Without including any pictures, write out the listing below exactly.
--- Begin Recorded information ---
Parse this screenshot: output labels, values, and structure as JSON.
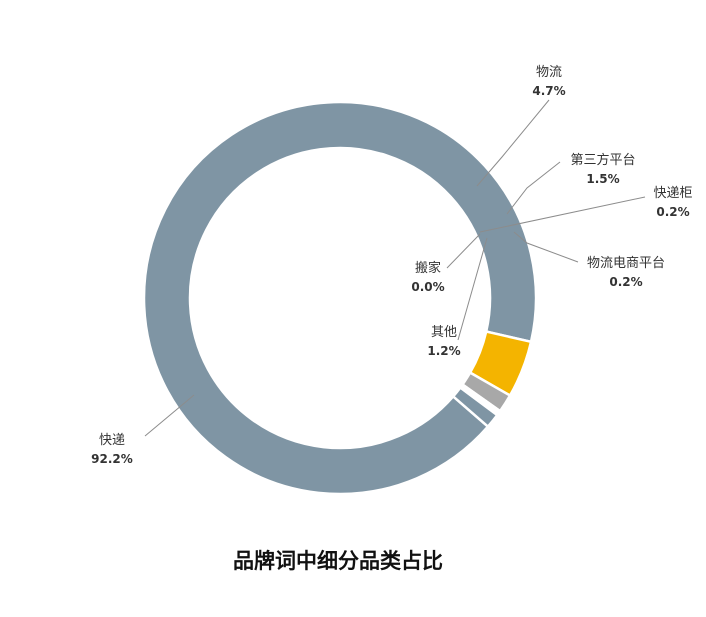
{
  "chart_data": {
    "type": "pie",
    "variant": "donut",
    "title": "品牌词中细分品类占比",
    "categories": [
      "快递",
      "物流",
      "第三方平台",
      "快递柜",
      "物流电商平台",
      "其他",
      "搬家"
    ],
    "values": [
      92.2,
      4.7,
      1.5,
      0.2,
      0.2,
      1.2,
      0.0
    ],
    "value_labels": [
      "92.2%",
      "4.7%",
      "1.5%",
      "0.2%",
      "0.2%",
      "1.2%",
      "0.0%"
    ],
    "colors": [
      "#7f95a4",
      "#f4b400",
      "#a8a8a8",
      "#7f95a4",
      "#2e5f90",
      "#7f95a4",
      "#7f95a4"
    ],
    "legend": "none",
    "label_style": "outside labels with leader lines"
  }
}
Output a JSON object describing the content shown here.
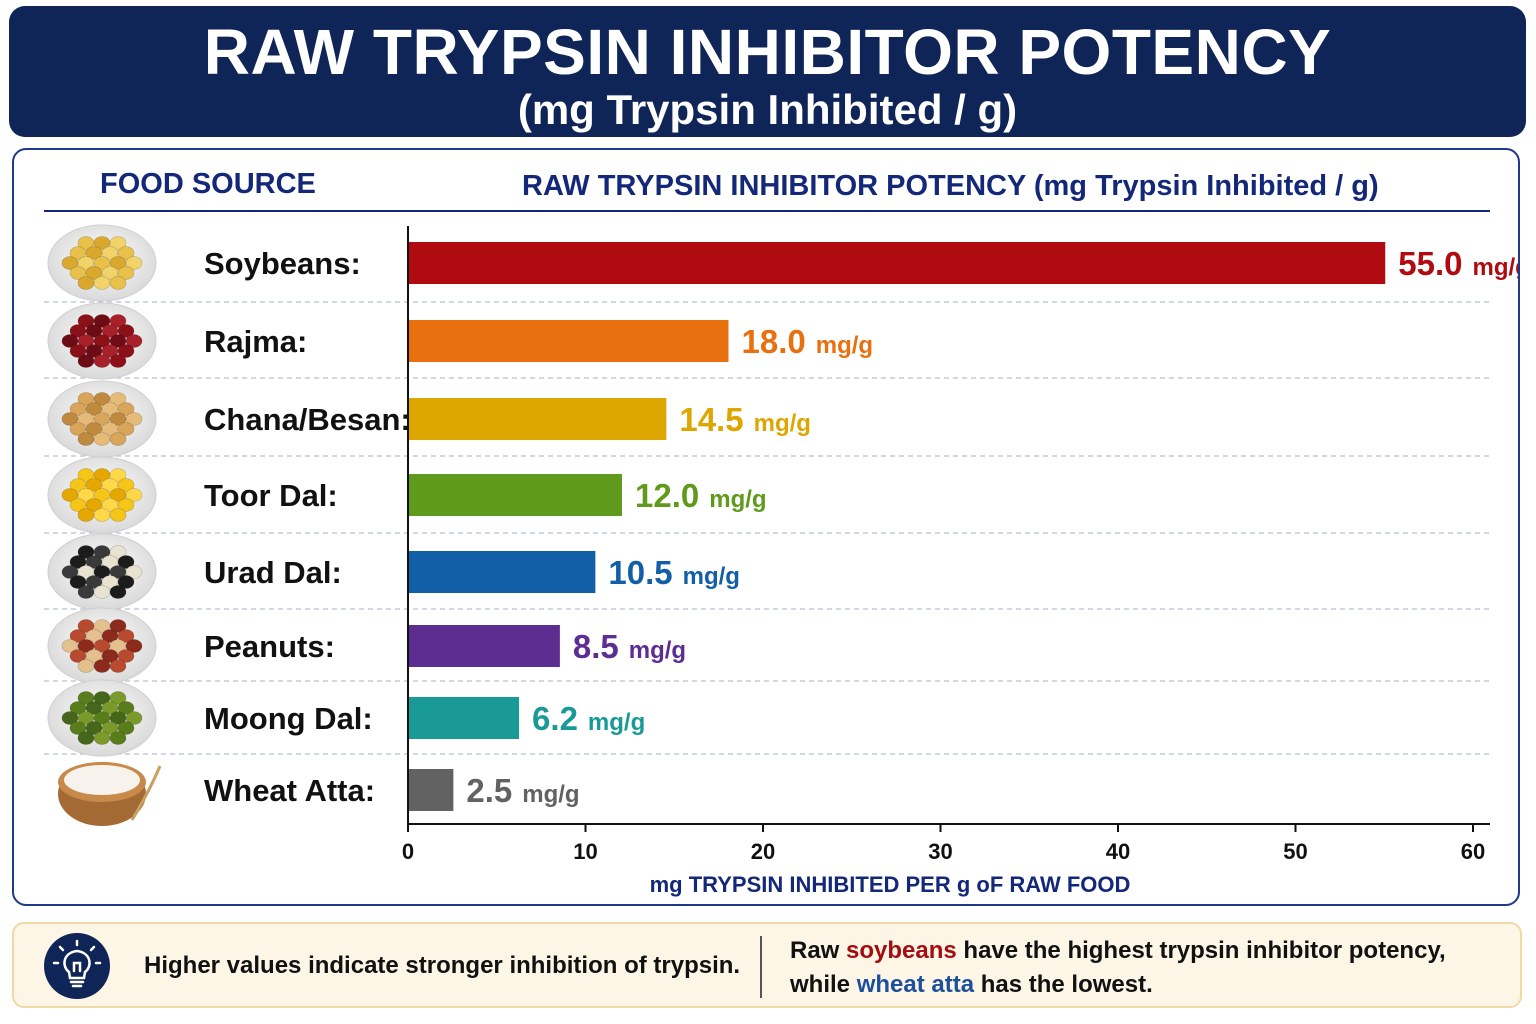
{
  "header": {
    "title": "RAW TRYPSIN INHIBITOR POTENCY",
    "subtitle": "(mg Trypsin Inhibited / g)"
  },
  "table_header": {
    "food_source": "FOOD SOURCE",
    "potency": "RAW TRYPSIN INHIBITOR POTENCY",
    "potency_unit": "(mg Trypsin Inhibited / g)"
  },
  "chart_data": {
    "type": "bar",
    "orientation": "horizontal",
    "categories": [
      "Soybeans:",
      "Rajma:",
      "Chana/Besan:",
      "Toor Dal:",
      "Urad Dal:",
      "Peanuts:",
      "Moong Dal:",
      "Wheat Atta:"
    ],
    "values": [
      55.0,
      18.0,
      14.5,
      12.0,
      10.5,
      8.5,
      6.2,
      2.5
    ],
    "value_labels": [
      "55.0",
      "18.0",
      "14.5",
      "12.0",
      "10.5",
      "8.5",
      "6.2",
      "2.5"
    ],
    "value_unit": "mg/g",
    "colors": [
      "#b00b10",
      "#e8700e",
      "#dda600",
      "#5f9a1c",
      "#125fa8",
      "#5e2d91",
      "#1a9a96",
      "#626262"
    ],
    "xlim": [
      0,
      60
    ],
    "xticks": [
      0,
      10,
      20,
      30,
      40,
      50,
      60
    ],
    "xtick_labels": [
      "0",
      "10",
      "20",
      "30",
      "40",
      "50",
      "60"
    ],
    "xlabel": "mg TRYPSIN INHIBITED PER g oF RAW FOOD",
    "grid": "dashed horizontal row separators",
    "legend": "none"
  },
  "food_icons": [
    "soybeans-bowl-icon",
    "rajma-bowl-icon",
    "chana-bowl-icon",
    "toor-dal-bowl-icon",
    "urad-dal-bowl-icon",
    "peanuts-bowl-icon",
    "moong-dal-bowl-icon",
    "wheat-atta-bowl-icon"
  ],
  "footer": {
    "icon": "lightbulb-icon",
    "note": "Higher values indicate stronger inhibition of trypsin.",
    "conclusion": {
      "part1": "Raw ",
      "highlight1": "soybeans",
      "part2": " have the highest trypsin inhibitor potency,",
      "part3": "while ",
      "highlight2": "wheat atta",
      "part4": " has the lowest."
    }
  },
  "colors": {
    "title_bg": "#0f2457",
    "header_text": "#14287a",
    "footer_bg": "#fdf6e6",
    "highlight_red": "#a30d12",
    "highlight_blue": "#1c4f9c"
  }
}
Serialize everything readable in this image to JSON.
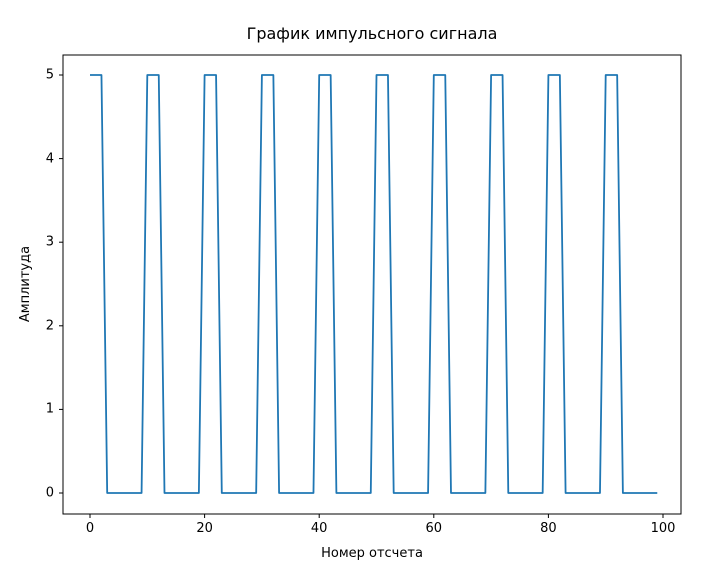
{
  "figure": {
    "background_color": "#ffffff",
    "spine_color": "#000000",
    "tick_color": "#000000"
  },
  "chart_data": {
    "type": "line",
    "title": "График импульсного сигнала",
    "xlabel": "Номер отсчета",
    "ylabel": "Амплитуда",
    "line_color": "#1f77b4",
    "grid": false,
    "legend": null,
    "xlim": [
      -5,
      104
    ],
    "ylim": [
      -0.25,
      5.25
    ],
    "x_ticks": [
      0,
      20,
      40,
      60,
      80,
      100
    ],
    "y_ticks": [
      0,
      1,
      2,
      3,
      4,
      5
    ],
    "description": "Periodic pulse train: amplitude 5 for samples n where n mod 10 is 0,1,2; amplitude 0 otherwise; n = 0..99",
    "x": [
      0,
      1,
      2,
      3,
      4,
      5,
      6,
      7,
      8,
      9,
      10,
      11,
      12,
      13,
      14,
      15,
      16,
      17,
      18,
      19,
      20,
      21,
      22,
      23,
      24,
      25,
      26,
      27,
      28,
      29,
      30,
      31,
      32,
      33,
      34,
      35,
      36,
      37,
      38,
      39,
      40,
      41,
      42,
      43,
      44,
      45,
      46,
      47,
      48,
      49,
      50,
      51,
      52,
      53,
      54,
      55,
      56,
      57,
      58,
      59,
      60,
      61,
      62,
      63,
      64,
      65,
      66,
      67,
      68,
      69,
      70,
      71,
      72,
      73,
      74,
      75,
      76,
      77,
      78,
      79,
      80,
      81,
      82,
      83,
      84,
      85,
      86,
      87,
      88,
      89,
      90,
      91,
      92,
      93,
      94,
      95,
      96,
      97,
      98,
      99
    ],
    "y": [
      5,
      5,
      5,
      0,
      0,
      0,
      0,
      0,
      0,
      0,
      5,
      5,
      5,
      0,
      0,
      0,
      0,
      0,
      0,
      0,
      5,
      5,
      5,
      0,
      0,
      0,
      0,
      0,
      0,
      0,
      5,
      5,
      5,
      0,
      0,
      0,
      0,
      0,
      0,
      0,
      5,
      5,
      5,
      0,
      0,
      0,
      0,
      0,
      0,
      0,
      5,
      5,
      5,
      0,
      0,
      0,
      0,
      0,
      0,
      0,
      5,
      5,
      5,
      0,
      0,
      0,
      0,
      0,
      0,
      0,
      5,
      5,
      5,
      0,
      0,
      0,
      0,
      0,
      0,
      0,
      5,
      5,
      5,
      0,
      0,
      0,
      0,
      0,
      0,
      0,
      5,
      5,
      5,
      0,
      0,
      0,
      0,
      0,
      0,
      0
    ]
  }
}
--- End Recorded information ---
Written solution –
Parse this screenshot: output labels, values, and structure as JSON.
{
  "chart_data": {
    "type": "pie",
    "variant": "donut",
    "title": "品牌词中细分品类占比",
    "categories": [
      "快递",
      "物流",
      "第三方平台",
      "快递柜",
      "物流电商平台",
      "其他",
      "搬家"
    ],
    "values": [
      92.2,
      4.7,
      1.5,
      0.2,
      0.2,
      1.2,
      0.0
    ],
    "value_labels": [
      "92.2%",
      "4.7%",
      "1.5%",
      "0.2%",
      "0.2%",
      "1.2%",
      "0.0%"
    ],
    "colors": [
      "#7f95a4",
      "#f4b400",
      "#a8a8a8",
      "#7f95a4",
      "#2e5f90",
      "#7f95a4",
      "#7f95a4"
    ],
    "legend": "none",
    "label_style": "outside labels with leader lines"
  }
}
Output a JSON object describing the content shown here.
{
  "header": {
    "title": "RAW TRYPSIN INHIBITOR POTENCY",
    "subtitle": "(mg Trypsin Inhibited / g)"
  },
  "table_header": {
    "food_source": "FOOD SOURCE",
    "potency": "RAW TRYPSIN INHIBITOR POTENCY",
    "potency_unit": "(mg Trypsin Inhibited / g)"
  },
  "chart_data": {
    "type": "bar",
    "orientation": "horizontal",
    "categories": [
      "Soybeans:",
      "Rajma:",
      "Chana/Besan:",
      "Toor Dal:",
      "Urad Dal:",
      "Peanuts:",
      "Moong Dal:",
      "Wheat Atta:"
    ],
    "values": [
      55.0,
      18.0,
      14.5,
      12.0,
      10.5,
      8.5,
      6.2,
      2.5
    ],
    "value_labels": [
      "55.0",
      "18.0",
      "14.5",
      "12.0",
      "10.5",
      "8.5",
      "6.2",
      "2.5"
    ],
    "value_unit": "mg/g",
    "colors": [
      "#b00b10",
      "#e8700e",
      "#dda600",
      "#5f9a1c",
      "#125fa8",
      "#5e2d91",
      "#1a9a96",
      "#626262"
    ],
    "xlim": [
      0,
      60
    ],
    "xticks": [
      0,
      10,
      20,
      30,
      40,
      50,
      60
    ],
    "xtick_labels": [
      "0",
      "10",
      "20",
      "30",
      "40",
      "50",
      "60"
    ],
    "xlabel": "mg TRYPSIN INHIBITED PER g oF RAW FOOD",
    "grid": "dashed horizontal row separators",
    "legend": "none"
  },
  "food_icons": [
    "soybeans-bowl-icon",
    "rajma-bowl-icon",
    "chana-bowl-icon",
    "toor-dal-bowl-icon",
    "urad-dal-bowl-icon",
    "peanuts-bowl-icon",
    "moong-dal-bowl-icon",
    "wheat-atta-bowl-icon"
  ],
  "footer": {
    "icon": "lightbulb-icon",
    "note": "Higher values indicate stronger inhibition of trypsin.",
    "conclusion": {
      "part1": "Raw ",
      "highlight1": "soybeans",
      "part2": " have the highest trypsin inhibitor potency,",
      "part3": "while ",
      "highlight2": "wheat atta",
      "part4": " has the lowest."
    }
  },
  "colors": {
    "title_bg": "#0f2457",
    "header_text": "#14287a",
    "footer_bg": "#fdf6e6",
    "highlight_red": "#a30d12",
    "highlight_blue": "#1c4f9c"
  }
}
Serialize everything readable in this image to JSON.
{
  "figure": {
    "background_color": "#ffffff",
    "spine_color": "#000000",
    "tick_color": "#000000"
  },
  "chart_data": {
    "type": "line",
    "title": "График импульсного сигнала",
    "xlabel": "Номер отсчета",
    "ylabel": "Амплитуда",
    "line_color": "#1f77b4",
    "grid": false,
    "legend": null,
    "xlim": [
      -5,
      104
    ],
    "ylim": [
      -0.25,
      5.25
    ],
    "x_ticks": [
      0,
      20,
      40,
      60,
      80,
      100
    ],
    "y_ticks": [
      0,
      1,
      2,
      3,
      4,
      5
    ],
    "description": "Periodic pulse train: amplitude 5 for samples n where n mod 10 is 0,1,2; amplitude 0 otherwise; n = 0..99",
    "x": [
      0,
      1,
      2,
      3,
      4,
      5,
      6,
      7,
      8,
      9,
      10,
      11,
      12,
      13,
      14,
      15,
      16,
      17,
      18,
      19,
      20,
      21,
      22,
      23,
      24,
      25,
      26,
      27,
      28,
      29,
      30,
      31,
      32,
      33,
      34,
      35,
      36,
      37,
      38,
      39,
      40,
      41,
      42,
      43,
      44,
      45,
      46,
      47,
      48,
      49,
      50,
      51,
      52,
      53,
      54,
      55,
      56,
      57,
      58,
      59,
      60,
      61,
      62,
      63,
      64,
      65,
      66,
      67,
      68,
      69,
      70,
      71,
      72,
      73,
      74,
      75,
      76,
      77,
      78,
      79,
      80,
      81,
      82,
      83,
      84,
      85,
      86,
      87,
      88,
      89,
      90,
      91,
      92,
      93,
      94,
      95,
      96,
      97,
      98,
      99
    ],
    "y": [
      5,
      5,
      5,
      0,
      0,
      0,
      0,
      0,
      0,
      0,
      5,
      5,
      5,
      0,
      0,
      0,
      0,
      0,
      0,
      0,
      5,
      5,
      5,
      0,
      0,
      0,
      0,
      0,
      0,
      0,
      5,
      5,
      5,
      0,
      0,
      0,
      0,
      0,
      0,
      0,
      5,
      5,
      5,
      0,
      0,
      0,
      0,
      0,
      0,
      0,
      5,
      5,
      5,
      0,
      0,
      0,
      0,
      0,
      0,
      0,
      5,
      5,
      5,
      0,
      0,
      0,
      0,
      0,
      0,
      0,
      5,
      5,
      5,
      0,
      0,
      0,
      0,
      0,
      0,
      0,
      5,
      5,
      5,
      0,
      0,
      0,
      0,
      0,
      0,
      0,
      5,
      5,
      5,
      0,
      0,
      0,
      0,
      0,
      0,
      0
    ]
  }
}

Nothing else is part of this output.